#### [What is expected]
Below are records; say how many of their lines include the word "JSON", giving nothing but the number.

#### [Material for this exercise]

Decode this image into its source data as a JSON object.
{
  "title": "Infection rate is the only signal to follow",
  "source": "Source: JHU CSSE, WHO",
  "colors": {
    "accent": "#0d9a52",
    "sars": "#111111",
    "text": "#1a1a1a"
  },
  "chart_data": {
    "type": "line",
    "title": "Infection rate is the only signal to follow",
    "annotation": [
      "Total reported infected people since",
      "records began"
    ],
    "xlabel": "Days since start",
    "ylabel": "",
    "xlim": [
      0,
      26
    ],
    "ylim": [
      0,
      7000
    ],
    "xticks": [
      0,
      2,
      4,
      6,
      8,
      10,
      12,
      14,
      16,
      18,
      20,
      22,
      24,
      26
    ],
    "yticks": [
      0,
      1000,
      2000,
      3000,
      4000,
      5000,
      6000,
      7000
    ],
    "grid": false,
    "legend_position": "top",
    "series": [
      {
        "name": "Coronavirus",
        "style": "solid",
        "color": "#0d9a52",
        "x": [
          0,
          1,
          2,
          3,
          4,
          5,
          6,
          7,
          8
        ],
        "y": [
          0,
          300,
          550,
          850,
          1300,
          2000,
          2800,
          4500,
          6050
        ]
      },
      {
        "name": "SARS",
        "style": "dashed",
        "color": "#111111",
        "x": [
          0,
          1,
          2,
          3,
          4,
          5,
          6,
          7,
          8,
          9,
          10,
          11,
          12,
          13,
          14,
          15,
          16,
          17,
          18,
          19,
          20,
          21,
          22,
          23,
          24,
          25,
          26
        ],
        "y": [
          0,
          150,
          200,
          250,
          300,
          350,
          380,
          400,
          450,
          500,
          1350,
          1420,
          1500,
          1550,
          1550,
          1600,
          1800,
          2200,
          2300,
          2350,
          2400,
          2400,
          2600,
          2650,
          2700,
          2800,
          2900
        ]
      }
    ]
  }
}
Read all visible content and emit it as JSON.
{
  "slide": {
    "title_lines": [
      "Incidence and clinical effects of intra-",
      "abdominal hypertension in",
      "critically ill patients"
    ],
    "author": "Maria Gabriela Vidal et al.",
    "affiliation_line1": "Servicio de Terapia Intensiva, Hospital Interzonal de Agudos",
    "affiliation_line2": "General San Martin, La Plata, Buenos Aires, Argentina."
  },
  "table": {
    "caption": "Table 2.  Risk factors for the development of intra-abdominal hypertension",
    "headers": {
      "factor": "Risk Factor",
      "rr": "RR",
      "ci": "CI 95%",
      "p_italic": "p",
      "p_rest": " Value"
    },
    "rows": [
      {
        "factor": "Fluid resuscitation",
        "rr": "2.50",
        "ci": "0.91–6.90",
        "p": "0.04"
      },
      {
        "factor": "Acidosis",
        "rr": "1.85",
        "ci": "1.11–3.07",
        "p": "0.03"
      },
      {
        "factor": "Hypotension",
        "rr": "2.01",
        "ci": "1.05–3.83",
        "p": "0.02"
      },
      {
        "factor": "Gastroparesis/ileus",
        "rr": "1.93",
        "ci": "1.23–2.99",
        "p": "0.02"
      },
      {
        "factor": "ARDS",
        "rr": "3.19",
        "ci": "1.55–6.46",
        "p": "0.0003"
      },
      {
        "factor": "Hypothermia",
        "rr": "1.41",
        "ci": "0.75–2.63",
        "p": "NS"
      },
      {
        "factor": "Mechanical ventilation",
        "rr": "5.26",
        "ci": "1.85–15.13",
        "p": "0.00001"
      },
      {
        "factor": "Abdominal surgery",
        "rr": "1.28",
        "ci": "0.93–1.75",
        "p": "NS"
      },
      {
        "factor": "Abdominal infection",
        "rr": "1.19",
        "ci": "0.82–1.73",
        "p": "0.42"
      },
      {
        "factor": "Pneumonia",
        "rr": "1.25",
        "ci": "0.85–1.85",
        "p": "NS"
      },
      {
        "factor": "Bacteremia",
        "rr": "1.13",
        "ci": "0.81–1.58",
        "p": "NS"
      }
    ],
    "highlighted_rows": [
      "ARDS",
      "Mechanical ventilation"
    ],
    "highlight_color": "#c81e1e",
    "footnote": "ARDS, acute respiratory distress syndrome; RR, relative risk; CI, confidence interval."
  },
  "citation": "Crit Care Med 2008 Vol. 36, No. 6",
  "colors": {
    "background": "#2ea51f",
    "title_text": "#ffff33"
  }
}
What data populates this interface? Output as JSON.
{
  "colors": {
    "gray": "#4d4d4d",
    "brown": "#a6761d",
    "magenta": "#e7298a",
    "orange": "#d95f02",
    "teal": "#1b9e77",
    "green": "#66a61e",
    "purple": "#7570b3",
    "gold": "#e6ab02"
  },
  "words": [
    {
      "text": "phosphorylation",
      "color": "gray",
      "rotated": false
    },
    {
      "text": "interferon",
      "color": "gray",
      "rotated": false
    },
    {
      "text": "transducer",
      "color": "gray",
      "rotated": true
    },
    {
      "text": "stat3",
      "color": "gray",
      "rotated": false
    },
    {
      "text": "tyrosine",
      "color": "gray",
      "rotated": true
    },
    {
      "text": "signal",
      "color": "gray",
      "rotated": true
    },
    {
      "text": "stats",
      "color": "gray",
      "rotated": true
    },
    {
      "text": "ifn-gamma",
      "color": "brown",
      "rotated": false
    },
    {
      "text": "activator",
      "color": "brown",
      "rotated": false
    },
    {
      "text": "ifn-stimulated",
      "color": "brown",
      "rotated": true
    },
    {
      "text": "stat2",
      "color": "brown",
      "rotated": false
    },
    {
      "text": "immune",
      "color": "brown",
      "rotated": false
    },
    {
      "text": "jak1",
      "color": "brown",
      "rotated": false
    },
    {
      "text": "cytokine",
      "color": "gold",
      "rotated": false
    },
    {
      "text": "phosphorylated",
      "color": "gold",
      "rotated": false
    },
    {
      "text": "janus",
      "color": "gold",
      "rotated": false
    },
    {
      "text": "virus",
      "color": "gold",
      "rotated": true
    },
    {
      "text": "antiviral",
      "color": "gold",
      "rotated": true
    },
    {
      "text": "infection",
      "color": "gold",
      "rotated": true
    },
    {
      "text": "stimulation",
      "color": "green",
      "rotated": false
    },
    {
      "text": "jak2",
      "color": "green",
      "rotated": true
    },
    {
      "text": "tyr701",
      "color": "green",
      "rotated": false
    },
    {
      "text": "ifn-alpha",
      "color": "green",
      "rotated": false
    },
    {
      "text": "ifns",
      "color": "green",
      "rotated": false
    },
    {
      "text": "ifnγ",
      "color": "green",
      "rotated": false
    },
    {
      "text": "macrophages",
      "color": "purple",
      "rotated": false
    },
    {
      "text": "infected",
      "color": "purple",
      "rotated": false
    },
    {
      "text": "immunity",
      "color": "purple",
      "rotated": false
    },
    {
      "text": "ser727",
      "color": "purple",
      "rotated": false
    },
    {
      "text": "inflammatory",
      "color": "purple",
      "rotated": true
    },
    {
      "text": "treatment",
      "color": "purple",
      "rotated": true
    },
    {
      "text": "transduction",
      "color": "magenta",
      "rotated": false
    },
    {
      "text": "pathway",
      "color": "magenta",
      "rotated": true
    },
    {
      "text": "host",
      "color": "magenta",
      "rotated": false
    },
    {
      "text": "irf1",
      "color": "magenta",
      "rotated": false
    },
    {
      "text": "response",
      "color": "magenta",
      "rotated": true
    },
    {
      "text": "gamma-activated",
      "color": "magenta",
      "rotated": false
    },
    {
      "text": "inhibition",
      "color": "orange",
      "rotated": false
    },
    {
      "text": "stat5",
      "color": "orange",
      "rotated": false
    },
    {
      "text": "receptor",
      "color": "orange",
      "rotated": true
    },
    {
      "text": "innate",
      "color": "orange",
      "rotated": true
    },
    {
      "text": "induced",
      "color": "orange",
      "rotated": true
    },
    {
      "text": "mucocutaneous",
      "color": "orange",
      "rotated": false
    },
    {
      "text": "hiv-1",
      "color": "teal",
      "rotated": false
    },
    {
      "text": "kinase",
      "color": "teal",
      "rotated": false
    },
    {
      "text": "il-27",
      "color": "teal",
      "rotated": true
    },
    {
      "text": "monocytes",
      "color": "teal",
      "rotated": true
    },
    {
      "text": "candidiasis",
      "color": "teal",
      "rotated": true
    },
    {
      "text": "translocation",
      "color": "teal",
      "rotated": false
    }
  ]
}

#### [Completed task]
3